:: Given task ::
The records that follow need to be output exactly as they are.

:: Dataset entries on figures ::
_ _ _

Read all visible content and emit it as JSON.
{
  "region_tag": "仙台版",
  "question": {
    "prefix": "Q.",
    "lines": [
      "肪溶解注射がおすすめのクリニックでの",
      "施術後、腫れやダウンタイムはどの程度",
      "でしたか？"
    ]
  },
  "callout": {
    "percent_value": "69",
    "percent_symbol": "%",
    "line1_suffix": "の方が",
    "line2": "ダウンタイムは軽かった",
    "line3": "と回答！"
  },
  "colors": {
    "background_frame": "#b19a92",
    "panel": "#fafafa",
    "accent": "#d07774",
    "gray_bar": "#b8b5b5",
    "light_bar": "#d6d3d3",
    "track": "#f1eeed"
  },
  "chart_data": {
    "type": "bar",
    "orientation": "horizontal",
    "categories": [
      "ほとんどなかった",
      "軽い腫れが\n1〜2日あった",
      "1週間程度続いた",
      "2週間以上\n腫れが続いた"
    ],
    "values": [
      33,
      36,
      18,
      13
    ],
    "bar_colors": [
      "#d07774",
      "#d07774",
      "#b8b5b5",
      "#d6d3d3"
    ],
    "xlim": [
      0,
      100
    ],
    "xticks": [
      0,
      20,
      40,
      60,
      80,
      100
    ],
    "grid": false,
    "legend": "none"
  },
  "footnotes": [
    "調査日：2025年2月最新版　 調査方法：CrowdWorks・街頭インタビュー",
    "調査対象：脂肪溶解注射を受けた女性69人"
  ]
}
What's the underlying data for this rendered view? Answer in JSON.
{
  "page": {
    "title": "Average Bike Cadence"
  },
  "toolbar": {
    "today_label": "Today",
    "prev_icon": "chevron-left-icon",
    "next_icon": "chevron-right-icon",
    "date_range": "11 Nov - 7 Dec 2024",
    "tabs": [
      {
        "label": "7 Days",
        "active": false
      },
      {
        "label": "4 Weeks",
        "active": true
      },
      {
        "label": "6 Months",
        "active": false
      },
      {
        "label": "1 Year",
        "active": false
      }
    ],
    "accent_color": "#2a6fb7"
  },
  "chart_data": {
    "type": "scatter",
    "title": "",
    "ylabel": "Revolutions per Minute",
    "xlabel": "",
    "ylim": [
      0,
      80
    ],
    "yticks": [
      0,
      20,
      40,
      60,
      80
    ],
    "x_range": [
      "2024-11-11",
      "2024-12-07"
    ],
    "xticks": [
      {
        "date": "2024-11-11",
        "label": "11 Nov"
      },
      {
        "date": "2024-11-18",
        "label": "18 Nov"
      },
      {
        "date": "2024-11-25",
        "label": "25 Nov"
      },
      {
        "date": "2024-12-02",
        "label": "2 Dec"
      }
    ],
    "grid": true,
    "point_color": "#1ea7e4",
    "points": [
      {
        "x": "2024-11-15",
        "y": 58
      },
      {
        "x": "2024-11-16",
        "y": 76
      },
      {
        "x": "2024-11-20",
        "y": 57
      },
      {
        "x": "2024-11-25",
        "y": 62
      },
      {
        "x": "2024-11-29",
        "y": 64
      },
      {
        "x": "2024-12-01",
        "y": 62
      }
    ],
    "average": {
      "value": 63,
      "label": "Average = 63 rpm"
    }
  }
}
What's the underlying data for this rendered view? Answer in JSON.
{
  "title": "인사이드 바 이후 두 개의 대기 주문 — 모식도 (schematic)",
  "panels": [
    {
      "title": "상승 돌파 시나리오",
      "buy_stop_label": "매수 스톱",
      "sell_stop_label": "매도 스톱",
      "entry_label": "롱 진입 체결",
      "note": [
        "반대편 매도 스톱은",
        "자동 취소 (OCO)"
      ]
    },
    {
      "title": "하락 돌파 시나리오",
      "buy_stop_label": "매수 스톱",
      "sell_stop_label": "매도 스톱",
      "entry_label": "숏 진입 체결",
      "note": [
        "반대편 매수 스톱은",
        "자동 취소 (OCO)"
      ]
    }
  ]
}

_ _ _

:: Task output ::
Read all visible content and emit it as JSON.
{
  "region_tag": "仙台版",
  "question": {
    "prefix": "Q.",
    "lines": [
      "肪溶解注射がおすすめのクリニックでの",
      "施術後、腫れやダウンタイムはどの程度",
      "でしたか？"
    ]
  },
  "callout": {
    "percent_value": "69",
    "percent_symbol": "%",
    "line1_suffix": "の方が",
    "line2": "ダウンタイムは軽かった",
    "line3": "と回答！"
  },
  "colors": {
    "background_frame": "#b19a92",
    "panel": "#fafafa",
    "accent": "#d07774",
    "gray_bar": "#b8b5b5",
    "light_bar": "#d6d3d3",
    "track": "#f1eeed"
  },
  "chart_data": {
    "type": "bar",
    "orientation": "horizontal",
    "categories": [
      "ほとんどなかった",
      "軽い腫れが\n1〜2日あった",
      "1週間程度続いた",
      "2週間以上\n腫れが続いた"
    ],
    "values": [
      33,
      36,
      18,
      13
    ],
    "bar_colors": [
      "#d07774",
      "#d07774",
      "#b8b5b5",
      "#d6d3d3"
    ],
    "xlim": [
      0,
      100
    ],
    "xticks": [
      0,
      20,
      40,
      60,
      80,
      100
    ],
    "grid": false,
    "legend": "none"
  },
  "footnotes": [
    "調査日：2025年2月最新版　 調査方法：CrowdWorks・街頭インタビュー",
    "調査対象：脂肪溶解注射を受けた女性69人"
  ]
}
What's the underlying data for this rendered view? Answer in JSON.
{
  "page": {
    "title": "Average Bike Cadence"
  },
  "toolbar": {
    "today_label": "Today",
    "prev_icon": "chevron-left-icon",
    "next_icon": "chevron-right-icon",
    "date_range": "11 Nov - 7 Dec 2024",
    "tabs": [
      {
        "label": "7 Days",
        "active": false
      },
      {
        "label": "4 Weeks",
        "active": true
      },
      {
        "label": "6 Months",
        "active": false
      },
      {
        "label": "1 Year",
        "active": false
      }
    ],
    "accent_color": "#2a6fb7"
  },
  "chart_data": {
    "type": "scatter",
    "title": "",
    "ylabel": "Revolutions per Minute",
    "xlabel": "",
    "ylim": [
      0,
      80
    ],
    "yticks": [
      0,
      20,
      40,
      60,
      80
    ],
    "x_range": [
      "2024-11-11",
      "2024-12-07"
    ],
    "xticks": [
      {
        "date": "2024-11-11",
        "label": "11 Nov"
      },
      {
        "date": "2024-11-18",
        "label": "18 Nov"
      },
      {
        "date": "2024-11-25",
        "label": "25 Nov"
      },
      {
        "date": "2024-12-02",
        "label": "2 Dec"
      }
    ],
    "grid": true,
    "point_color": "#1ea7e4",
    "points": [
      {
        "x": "2024-11-15",
        "y": 58
      },
      {
        "x": "2024-11-16",
        "y": 76
      },
      {
        "x": "2024-11-20",
        "y": 57
      },
      {
        "x": "2024-11-25",
        "y": 62
      },
      {
        "x": "2024-11-29",
        "y": 64
      },
      {
        "x": "2024-12-01",
        "y": 62
      }
    ],
    "average": {
      "value": 63,
      "label": "Average = 63 rpm"
    }
  }
}
What's the underlying data for this rendered view? Answer in JSON.
{
  "title": "인사이드 바 이후 두 개의 대기 주문 — 모식도 (schematic)",
  "panels": [
    {
      "title": "상승 돌파 시나리오",
      "buy_stop_label": "매수 스톱",
      "sell_stop_label": "매도 스톱",
      "entry_label": "롱 진입 체결",
      "note": [
        "반대편 매도 스톱은",
        "자동 취소 (OCO)"
      ]
    },
    {
      "title": "하락 돌파 시나리오",
      "buy_stop_label": "매수 스톱",
      "sell_stop_label": "매도 스톱",
      "entry_label": "숏 진입 체결",
      "note": [
        "반대편 매수 스톱은",
        "자동 취소 (OCO)"
      ]
    }
  ]
}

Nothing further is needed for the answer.